LISTED RECORDS =>
• • • •

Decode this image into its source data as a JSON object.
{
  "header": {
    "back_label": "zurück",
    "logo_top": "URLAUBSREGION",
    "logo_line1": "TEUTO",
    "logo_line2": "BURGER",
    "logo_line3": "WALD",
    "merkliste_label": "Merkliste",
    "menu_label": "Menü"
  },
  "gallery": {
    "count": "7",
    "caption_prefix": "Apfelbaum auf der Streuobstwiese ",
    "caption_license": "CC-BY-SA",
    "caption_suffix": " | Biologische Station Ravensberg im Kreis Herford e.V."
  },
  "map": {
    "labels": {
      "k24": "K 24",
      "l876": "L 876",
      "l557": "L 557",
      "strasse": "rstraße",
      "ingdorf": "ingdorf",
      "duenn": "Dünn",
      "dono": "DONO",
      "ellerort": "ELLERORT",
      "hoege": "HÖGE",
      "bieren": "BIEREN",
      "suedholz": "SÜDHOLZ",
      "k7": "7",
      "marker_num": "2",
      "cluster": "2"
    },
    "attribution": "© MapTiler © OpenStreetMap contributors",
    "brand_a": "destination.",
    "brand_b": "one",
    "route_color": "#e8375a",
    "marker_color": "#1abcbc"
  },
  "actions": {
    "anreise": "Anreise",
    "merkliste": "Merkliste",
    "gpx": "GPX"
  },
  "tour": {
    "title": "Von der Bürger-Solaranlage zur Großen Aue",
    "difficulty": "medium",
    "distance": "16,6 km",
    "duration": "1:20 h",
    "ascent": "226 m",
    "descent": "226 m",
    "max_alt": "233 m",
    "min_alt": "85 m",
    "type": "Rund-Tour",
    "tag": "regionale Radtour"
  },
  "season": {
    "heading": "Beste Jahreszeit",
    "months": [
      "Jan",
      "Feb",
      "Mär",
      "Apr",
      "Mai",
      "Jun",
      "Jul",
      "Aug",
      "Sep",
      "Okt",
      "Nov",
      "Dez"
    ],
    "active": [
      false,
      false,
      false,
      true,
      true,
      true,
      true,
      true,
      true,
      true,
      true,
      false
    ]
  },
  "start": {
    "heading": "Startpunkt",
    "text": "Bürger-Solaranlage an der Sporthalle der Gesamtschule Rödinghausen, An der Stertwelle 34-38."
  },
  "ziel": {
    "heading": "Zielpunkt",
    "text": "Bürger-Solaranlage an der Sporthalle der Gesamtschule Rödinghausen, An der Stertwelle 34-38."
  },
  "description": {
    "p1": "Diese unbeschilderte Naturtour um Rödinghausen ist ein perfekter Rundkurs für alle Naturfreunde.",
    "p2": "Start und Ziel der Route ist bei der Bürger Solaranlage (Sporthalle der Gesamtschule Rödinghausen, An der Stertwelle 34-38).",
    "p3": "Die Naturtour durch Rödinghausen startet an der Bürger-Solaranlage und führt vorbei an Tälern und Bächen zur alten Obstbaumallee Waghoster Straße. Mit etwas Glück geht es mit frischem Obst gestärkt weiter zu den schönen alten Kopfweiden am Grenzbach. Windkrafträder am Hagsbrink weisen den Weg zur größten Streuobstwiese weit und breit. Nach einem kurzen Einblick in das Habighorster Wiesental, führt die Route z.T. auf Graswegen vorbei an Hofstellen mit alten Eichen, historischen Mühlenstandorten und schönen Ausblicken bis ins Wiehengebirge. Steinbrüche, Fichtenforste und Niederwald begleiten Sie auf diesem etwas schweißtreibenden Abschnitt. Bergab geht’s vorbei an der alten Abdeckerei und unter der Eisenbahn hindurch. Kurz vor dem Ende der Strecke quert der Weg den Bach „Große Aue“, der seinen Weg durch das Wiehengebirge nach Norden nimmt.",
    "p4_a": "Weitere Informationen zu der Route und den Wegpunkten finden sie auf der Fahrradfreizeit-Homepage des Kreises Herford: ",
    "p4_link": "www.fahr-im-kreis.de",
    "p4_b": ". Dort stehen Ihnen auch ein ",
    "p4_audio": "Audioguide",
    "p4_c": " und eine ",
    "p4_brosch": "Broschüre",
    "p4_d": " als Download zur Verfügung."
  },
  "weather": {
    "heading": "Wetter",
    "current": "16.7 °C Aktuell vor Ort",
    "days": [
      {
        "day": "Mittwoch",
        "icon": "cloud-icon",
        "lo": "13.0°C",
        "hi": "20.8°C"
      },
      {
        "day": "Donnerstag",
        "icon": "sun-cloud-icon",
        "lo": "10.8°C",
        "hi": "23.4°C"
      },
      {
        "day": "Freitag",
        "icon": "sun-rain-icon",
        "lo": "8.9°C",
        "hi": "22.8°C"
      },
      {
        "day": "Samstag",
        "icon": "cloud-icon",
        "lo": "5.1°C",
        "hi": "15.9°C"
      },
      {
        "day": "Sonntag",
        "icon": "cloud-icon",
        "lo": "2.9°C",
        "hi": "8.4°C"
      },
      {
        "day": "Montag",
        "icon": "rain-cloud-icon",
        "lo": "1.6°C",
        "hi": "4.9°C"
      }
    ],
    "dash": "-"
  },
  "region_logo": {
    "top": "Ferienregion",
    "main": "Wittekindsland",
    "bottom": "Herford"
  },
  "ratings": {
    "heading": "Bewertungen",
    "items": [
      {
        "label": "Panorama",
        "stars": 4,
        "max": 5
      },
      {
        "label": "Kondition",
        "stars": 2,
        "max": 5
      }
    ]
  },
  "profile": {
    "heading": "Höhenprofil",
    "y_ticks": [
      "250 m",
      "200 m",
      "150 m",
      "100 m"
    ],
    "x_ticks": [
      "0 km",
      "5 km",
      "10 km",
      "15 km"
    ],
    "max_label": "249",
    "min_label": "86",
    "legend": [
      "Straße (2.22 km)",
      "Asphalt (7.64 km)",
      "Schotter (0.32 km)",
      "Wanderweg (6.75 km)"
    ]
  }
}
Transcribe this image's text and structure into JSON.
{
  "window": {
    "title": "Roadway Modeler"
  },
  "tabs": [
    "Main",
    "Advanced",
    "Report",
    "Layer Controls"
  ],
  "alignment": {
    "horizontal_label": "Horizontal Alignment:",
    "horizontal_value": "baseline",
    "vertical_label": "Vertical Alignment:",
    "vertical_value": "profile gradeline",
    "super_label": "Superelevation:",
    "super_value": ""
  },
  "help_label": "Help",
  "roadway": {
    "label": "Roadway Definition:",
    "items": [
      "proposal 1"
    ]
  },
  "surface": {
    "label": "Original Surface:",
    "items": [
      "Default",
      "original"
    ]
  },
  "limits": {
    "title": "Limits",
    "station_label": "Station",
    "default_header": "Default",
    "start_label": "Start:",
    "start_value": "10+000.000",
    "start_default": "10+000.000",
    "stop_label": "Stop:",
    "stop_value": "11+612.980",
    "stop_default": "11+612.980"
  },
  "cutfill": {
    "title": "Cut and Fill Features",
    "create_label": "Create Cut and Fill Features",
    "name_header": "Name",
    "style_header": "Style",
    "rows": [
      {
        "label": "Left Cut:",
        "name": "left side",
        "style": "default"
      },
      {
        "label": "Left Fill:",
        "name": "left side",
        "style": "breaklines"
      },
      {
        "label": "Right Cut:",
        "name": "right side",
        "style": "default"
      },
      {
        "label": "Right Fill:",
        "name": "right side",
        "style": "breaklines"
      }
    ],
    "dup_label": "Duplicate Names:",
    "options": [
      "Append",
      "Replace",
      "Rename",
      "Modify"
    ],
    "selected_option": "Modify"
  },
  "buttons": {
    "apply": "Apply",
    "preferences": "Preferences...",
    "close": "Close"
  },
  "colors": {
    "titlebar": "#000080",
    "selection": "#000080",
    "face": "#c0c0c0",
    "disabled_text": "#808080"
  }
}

• • • •

STATED EXERCISE => Copy the records above exactly as they appear.

CORRECT RESPONSE =>
Decode this image into its source data as a JSON object.
{
  "header": {
    "back_label": "zurück",
    "logo_top": "URLAUBSREGION",
    "logo_line1": "TEUTO",
    "logo_line2": "BURGER",
    "logo_line3": "WALD",
    "merkliste_label": "Merkliste",
    "menu_label": "Menü"
  },
  "gallery": {
    "count": "7",
    "caption_prefix": "Apfelbaum auf der Streuobstwiese ",
    "caption_license": "CC-BY-SA",
    "caption_suffix": " | Biologische Station Ravensberg im Kreis Herford e.V."
  },
  "map": {
    "labels": {
      "k24": "K 24",
      "l876": "L 876",
      "l557": "L 557",
      "strasse": "rstraße",
      "ingdorf": "ingdorf",
      "duenn": "Dünn",
      "dono": "DONO",
      "ellerort": "ELLERORT",
      "hoege": "HÖGE",
      "bieren": "BIEREN",
      "suedholz": "SÜDHOLZ",
      "k7": "7",
      "marker_num": "2",
      "cluster": "2"
    },
    "attribution": "© MapTiler © OpenStreetMap contributors",
    "brand_a": "destination.",
    "brand_b": "one",
    "route_color": "#e8375a",
    "marker_color": "#1abcbc"
  },
  "actions": {
    "anreise": "Anreise",
    "merkliste": "Merkliste",
    "gpx": "GPX"
  },
  "tour": {
    "title": "Von der Bürger-Solaranlage zur Großen Aue",
    "difficulty": "medium",
    "distance": "16,6 km",
    "duration": "1:20 h",
    "ascent": "226 m",
    "descent": "226 m",
    "max_alt": "233 m",
    "min_alt": "85 m",
    "type": "Rund-Tour",
    "tag": "regionale Radtour"
  },
  "season": {
    "heading": "Beste Jahreszeit",
    "months": [
      "Jan",
      "Feb",
      "Mär",
      "Apr",
      "Mai",
      "Jun",
      "Jul",
      "Aug",
      "Sep",
      "Okt",
      "Nov",
      "Dez"
    ],
    "active": [
      false,
      false,
      false,
      true,
      true,
      true,
      true,
      true,
      true,
      true,
      true,
      false
    ]
  },
  "start": {
    "heading": "Startpunkt",
    "text": "Bürger-Solaranlage an der Sporthalle der Gesamtschule Rödinghausen, An der Stertwelle 34-38."
  },
  "ziel": {
    "heading": "Zielpunkt",
    "text": "Bürger-Solaranlage an der Sporthalle der Gesamtschule Rödinghausen, An der Stertwelle 34-38."
  },
  "description": {
    "p1": "Diese unbeschilderte Naturtour um Rödinghausen ist ein perfekter Rundkurs für alle Naturfreunde.",
    "p2": "Start und Ziel der Route ist bei der Bürger Solaranlage (Sporthalle der Gesamtschule Rödinghausen, An der Stertwelle 34-38).",
    "p3": "Die Naturtour durch Rödinghausen startet an der Bürger-Solaranlage und führt vorbei an Tälern und Bächen zur alten Obstbaumallee Waghoster Straße. Mit etwas Glück geht es mit frischem Obst gestärkt weiter zu den schönen alten Kopfweiden am Grenzbach. Windkrafträder am Hagsbrink weisen den Weg zur größten Streuobstwiese weit und breit. Nach einem kurzen Einblick in das Habighorster Wiesental, führt die Route z.T. auf Graswegen vorbei an Hofstellen mit alten Eichen, historischen Mühlenstandorten und schönen Ausblicken bis ins Wiehengebirge. Steinbrüche, Fichtenforste und Niederwald begleiten Sie auf diesem etwas schweißtreibenden Abschnitt. Bergab geht’s vorbei an der alten Abdeckerei und unter der Eisenbahn hindurch. Kurz vor dem Ende der Strecke quert der Weg den Bach „Große Aue“, der seinen Weg durch das Wiehengebirge nach Norden nimmt.",
    "p4_a": "Weitere Informationen zu der Route und den Wegpunkten finden sie auf der Fahrradfreizeit-Homepage des Kreises Herford: ",
    "p4_link": "www.fahr-im-kreis.de",
    "p4_b": ". Dort stehen Ihnen auch ein ",
    "p4_audio": "Audioguide",
    "p4_c": " und eine ",
    "p4_brosch": "Broschüre",
    "p4_d": " als Download zur Verfügung."
  },
  "weather": {
    "heading": "Wetter",
    "current": "16.7 °C Aktuell vor Ort",
    "days": [
      {
        "day": "Mittwoch",
        "icon": "cloud-icon",
        "lo": "13.0°C",
        "hi": "20.8°C"
      },
      {
        "day": "Donnerstag",
        "icon": "sun-cloud-icon",
        "lo": "10.8°C",
        "hi": "23.4°C"
      },
      {
        "day": "Freitag",
        "icon": "sun-rain-icon",
        "lo": "8.9°C",
        "hi": "22.8°C"
      },
      {
        "day": "Samstag",
        "icon": "cloud-icon",
        "lo": "5.1°C",
        "hi": "15.9°C"
      },
      {
        "day": "Sonntag",
        "icon": "cloud-icon",
        "lo": "2.9°C",
        "hi": "8.4°C"
      },
      {
        "day": "Montag",
        "icon": "rain-cloud-icon",
        "lo": "1.6°C",
        "hi": "4.9°C"
      }
    ],
    "dash": "-"
  },
  "region_logo": {
    "top": "Ferienregion",
    "main": "Wittekindsland",
    "bottom": "Herford"
  },
  "ratings": {
    "heading": "Bewertungen",
    "items": [
      {
        "label": "Panorama",
        "stars": 4,
        "max": 5
      },
      {
        "label": "Kondition",
        "stars": 2,
        "max": 5
      }
    ]
  },
  "profile": {
    "heading": "Höhenprofil",
    "y_ticks": [
      "250 m",
      "200 m",
      "150 m",
      "100 m"
    ],
    "x_ticks": [
      "0 km",
      "5 km",
      "10 km",
      "15 km"
    ],
    "max_label": "249",
    "min_label": "86",
    "legend": [
      "Straße (2.22 km)",
      "Asphalt (7.64 km)",
      "Schotter (0.32 km)",
      "Wanderweg (6.75 km)"
    ]
  }
}
Transcribe this image's text and structure into JSON.
{
  "window": {
    "title": "Roadway Modeler"
  },
  "tabs": [
    "Main",
    "Advanced",
    "Report",
    "Layer Controls"
  ],
  "alignment": {
    "horizontal_label": "Horizontal Alignment:",
    "horizontal_value": "baseline",
    "vertical_label": "Vertical Alignment:",
    "vertical_value": "profile gradeline",
    "super_label": "Superelevation:",
    "super_value": ""
  },
  "help_label": "Help",
  "roadway": {
    "label": "Roadway Definition:",
    "items": [
      "proposal 1"
    ]
  },
  "surface": {
    "label": "Original Surface:",
    "items": [
      "Default",
      "original"
    ]
  },
  "limits": {
    "title": "Limits",
    "station_label": "Station",
    "default_header": "Default",
    "start_label": "Start:",
    "start_value": "10+000.000",
    "start_default": "10+000.000",
    "stop_label": "Stop:",
    "stop_value": "11+612.980",
    "stop_default": "11+612.980"
  },
  "cutfill": {
    "title": "Cut and Fill Features",
    "create_label": "Create Cut and Fill Features",
    "name_header": "Name",
    "style_header": "Style",
    "rows": [
      {
        "label": "Left Cut:",
        "name": "left side",
        "style": "default"
      },
      {
        "label": "Left Fill:",
        "name": "left side",
        "style": "breaklines"
      },
      {
        "label": "Right Cut:",
        "name": "right side",
        "style": "default"
      },
      {
        "label": "Right Fill:",
        "name": "right side",
        "style": "breaklines"
      }
    ],
    "dup_label": "Duplicate Names:",
    "options": [
      "Append",
      "Replace",
      "Rename",
      "Modify"
    ],
    "selected_option": "Modify"
  },
  "buttons": {
    "apply": "Apply",
    "preferences": "Preferences...",
    "close": "Close"
  },
  "colors": {
    "titlebar": "#000080",
    "selection": "#000080",
    "face": "#c0c0c0",
    "disabled_text": "#808080"
  }
}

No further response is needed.